Find each line with the string "color" and report it.

__Material to process__.
--*--
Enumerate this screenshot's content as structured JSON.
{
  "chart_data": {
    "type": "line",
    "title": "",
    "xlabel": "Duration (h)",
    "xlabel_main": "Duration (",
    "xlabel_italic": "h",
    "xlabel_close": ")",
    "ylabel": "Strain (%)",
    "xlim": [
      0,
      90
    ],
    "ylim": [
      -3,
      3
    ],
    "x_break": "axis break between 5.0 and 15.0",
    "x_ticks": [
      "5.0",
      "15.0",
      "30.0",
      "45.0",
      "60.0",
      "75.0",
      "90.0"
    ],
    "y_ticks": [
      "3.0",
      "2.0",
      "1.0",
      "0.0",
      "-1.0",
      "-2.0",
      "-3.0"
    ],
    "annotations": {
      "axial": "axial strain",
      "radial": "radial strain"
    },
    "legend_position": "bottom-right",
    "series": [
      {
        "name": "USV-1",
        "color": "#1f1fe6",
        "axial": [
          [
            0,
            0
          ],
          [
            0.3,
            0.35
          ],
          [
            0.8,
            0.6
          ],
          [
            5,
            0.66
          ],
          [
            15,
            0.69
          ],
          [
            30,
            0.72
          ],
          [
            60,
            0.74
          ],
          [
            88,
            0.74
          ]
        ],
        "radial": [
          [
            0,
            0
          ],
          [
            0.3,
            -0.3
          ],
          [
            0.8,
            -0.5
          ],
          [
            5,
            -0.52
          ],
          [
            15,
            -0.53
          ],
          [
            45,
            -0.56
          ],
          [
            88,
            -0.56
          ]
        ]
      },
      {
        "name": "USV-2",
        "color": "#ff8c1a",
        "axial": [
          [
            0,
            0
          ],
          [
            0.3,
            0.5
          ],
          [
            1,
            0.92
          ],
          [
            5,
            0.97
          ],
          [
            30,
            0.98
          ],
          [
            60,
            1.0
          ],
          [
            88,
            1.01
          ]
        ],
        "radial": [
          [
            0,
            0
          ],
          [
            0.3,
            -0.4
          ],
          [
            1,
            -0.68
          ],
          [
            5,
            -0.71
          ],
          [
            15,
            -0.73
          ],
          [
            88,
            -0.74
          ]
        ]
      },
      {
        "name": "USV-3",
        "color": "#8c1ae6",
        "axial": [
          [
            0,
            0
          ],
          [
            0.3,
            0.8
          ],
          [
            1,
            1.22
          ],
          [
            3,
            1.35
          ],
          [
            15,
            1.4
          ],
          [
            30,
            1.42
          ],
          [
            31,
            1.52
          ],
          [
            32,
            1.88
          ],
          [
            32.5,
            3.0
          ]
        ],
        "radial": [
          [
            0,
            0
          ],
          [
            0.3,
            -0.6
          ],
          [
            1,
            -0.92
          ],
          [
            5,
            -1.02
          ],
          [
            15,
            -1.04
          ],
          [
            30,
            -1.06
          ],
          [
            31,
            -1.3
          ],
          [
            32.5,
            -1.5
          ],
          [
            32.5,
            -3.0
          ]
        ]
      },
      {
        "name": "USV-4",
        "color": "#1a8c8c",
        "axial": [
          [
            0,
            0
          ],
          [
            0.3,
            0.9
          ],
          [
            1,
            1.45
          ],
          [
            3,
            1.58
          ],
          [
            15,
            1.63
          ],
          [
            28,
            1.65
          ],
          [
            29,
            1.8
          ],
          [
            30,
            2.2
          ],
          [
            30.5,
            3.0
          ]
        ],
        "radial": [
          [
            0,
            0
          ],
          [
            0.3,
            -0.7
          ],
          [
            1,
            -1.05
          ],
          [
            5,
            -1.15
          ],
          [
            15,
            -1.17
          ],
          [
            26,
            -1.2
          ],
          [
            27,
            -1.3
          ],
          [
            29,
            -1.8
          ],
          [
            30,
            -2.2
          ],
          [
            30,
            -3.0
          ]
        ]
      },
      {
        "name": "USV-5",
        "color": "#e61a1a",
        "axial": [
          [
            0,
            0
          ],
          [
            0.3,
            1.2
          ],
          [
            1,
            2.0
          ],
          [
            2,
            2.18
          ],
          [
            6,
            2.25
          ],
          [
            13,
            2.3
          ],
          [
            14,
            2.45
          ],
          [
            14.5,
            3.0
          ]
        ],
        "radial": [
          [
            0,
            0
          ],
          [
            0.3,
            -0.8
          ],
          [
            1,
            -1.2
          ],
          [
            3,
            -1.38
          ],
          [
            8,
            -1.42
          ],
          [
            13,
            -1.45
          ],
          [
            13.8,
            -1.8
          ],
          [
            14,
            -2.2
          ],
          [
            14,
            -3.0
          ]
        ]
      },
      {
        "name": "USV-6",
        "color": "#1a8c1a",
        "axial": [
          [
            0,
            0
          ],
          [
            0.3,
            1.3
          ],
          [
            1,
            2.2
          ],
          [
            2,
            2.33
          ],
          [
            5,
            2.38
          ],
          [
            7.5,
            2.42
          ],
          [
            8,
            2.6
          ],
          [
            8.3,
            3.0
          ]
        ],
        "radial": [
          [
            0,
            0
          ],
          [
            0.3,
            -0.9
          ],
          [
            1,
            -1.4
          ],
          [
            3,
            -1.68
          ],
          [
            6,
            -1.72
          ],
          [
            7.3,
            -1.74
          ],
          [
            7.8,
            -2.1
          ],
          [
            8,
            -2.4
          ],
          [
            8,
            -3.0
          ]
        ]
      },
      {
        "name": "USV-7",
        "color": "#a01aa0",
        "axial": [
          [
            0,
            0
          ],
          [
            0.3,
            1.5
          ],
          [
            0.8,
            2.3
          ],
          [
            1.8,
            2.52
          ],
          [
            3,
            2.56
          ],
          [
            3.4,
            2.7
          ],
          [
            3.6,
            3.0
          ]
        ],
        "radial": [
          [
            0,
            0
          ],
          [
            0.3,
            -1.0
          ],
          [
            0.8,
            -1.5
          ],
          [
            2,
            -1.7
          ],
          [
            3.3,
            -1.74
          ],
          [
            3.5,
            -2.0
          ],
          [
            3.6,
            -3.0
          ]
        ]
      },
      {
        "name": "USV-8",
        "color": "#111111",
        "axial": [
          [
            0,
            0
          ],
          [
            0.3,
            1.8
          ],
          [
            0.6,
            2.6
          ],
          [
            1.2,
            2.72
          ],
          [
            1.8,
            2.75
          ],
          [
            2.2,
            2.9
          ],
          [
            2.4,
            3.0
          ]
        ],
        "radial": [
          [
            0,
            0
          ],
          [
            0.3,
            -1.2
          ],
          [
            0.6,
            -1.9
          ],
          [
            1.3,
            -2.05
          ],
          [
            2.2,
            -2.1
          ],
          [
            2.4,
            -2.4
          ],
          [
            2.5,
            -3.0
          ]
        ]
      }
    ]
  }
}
--*--
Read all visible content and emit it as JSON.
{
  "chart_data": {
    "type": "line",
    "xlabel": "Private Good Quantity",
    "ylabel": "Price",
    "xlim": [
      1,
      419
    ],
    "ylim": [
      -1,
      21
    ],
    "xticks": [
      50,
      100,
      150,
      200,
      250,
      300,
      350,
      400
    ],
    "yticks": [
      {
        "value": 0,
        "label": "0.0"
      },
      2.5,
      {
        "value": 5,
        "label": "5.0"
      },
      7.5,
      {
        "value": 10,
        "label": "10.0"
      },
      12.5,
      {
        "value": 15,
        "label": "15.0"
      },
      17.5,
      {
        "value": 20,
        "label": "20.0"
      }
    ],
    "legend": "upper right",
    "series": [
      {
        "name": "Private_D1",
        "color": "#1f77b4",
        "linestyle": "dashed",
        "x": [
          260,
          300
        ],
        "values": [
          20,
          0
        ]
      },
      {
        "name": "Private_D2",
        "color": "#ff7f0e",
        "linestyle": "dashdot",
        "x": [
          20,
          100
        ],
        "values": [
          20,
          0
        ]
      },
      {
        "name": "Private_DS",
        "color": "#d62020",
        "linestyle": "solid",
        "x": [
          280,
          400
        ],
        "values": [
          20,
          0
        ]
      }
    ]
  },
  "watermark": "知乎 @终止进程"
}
--*--
__Result below__.
        "color": "#1f1fe6",
        "color": "#ff8c1a",
        "color": "#8c1ae6",
        "color": "#1a8c8c",
        "color": "#e61a1a",
        "color": "#1a8c1a",
        "color": "#a01aa0",
        "color": "#111111",
        "color": "#1f77b4",
        "color": "#ff7f0e",
        "color": "#d62020",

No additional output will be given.